* [GIVEN EXERCISE] Retype only what runs from the line that contains "Transcribe the text in this document." through the last line of the listing below, both lines included.
[START OF SUPPLIED RECORDS]
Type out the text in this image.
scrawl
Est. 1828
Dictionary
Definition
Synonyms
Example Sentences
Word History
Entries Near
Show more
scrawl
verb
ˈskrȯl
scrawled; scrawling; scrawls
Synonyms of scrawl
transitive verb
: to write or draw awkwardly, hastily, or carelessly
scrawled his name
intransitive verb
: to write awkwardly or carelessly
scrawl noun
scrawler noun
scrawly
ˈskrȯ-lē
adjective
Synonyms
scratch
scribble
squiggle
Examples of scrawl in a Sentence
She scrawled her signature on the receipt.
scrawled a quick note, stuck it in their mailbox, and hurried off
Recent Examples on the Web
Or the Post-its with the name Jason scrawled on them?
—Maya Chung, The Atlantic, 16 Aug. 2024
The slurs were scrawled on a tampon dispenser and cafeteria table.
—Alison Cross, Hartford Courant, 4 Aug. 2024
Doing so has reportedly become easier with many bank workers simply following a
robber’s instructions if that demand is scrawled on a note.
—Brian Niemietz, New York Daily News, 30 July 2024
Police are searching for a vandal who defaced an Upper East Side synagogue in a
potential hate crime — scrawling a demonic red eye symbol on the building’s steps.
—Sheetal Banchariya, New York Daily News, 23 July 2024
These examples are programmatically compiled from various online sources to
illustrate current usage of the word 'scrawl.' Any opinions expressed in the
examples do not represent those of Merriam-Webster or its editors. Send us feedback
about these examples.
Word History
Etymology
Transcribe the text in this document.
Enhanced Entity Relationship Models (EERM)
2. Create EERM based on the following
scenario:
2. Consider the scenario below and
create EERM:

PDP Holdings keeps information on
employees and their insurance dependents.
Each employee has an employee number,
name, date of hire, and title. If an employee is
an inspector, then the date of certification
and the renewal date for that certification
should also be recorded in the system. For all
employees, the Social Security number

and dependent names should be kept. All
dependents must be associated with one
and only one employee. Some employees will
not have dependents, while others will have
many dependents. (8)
[END OF SUPPLIED RECORDS]
* [REPLY TO THE EXERCISE]
Transcribe the text in this document.
Enhanced Entity Relationship Models (EERM)
2. Create EERM based on the following
scenario:
2. Consider the scenario below and
create EERM:

PDP Holdings keeps information on
employees and their insurance dependents.
Each employee has an employee number,
name, date of hire, and title. If an employee is
an inspector, then the date of certification
and the renewal date for that certification
should also be recorded in the system. For all
employees, the Social Security number

and dependent names should be kept. All
dependents must be associated with one
and only one employee. Some employees will
not have dependents, while others will have
many dependents. (8)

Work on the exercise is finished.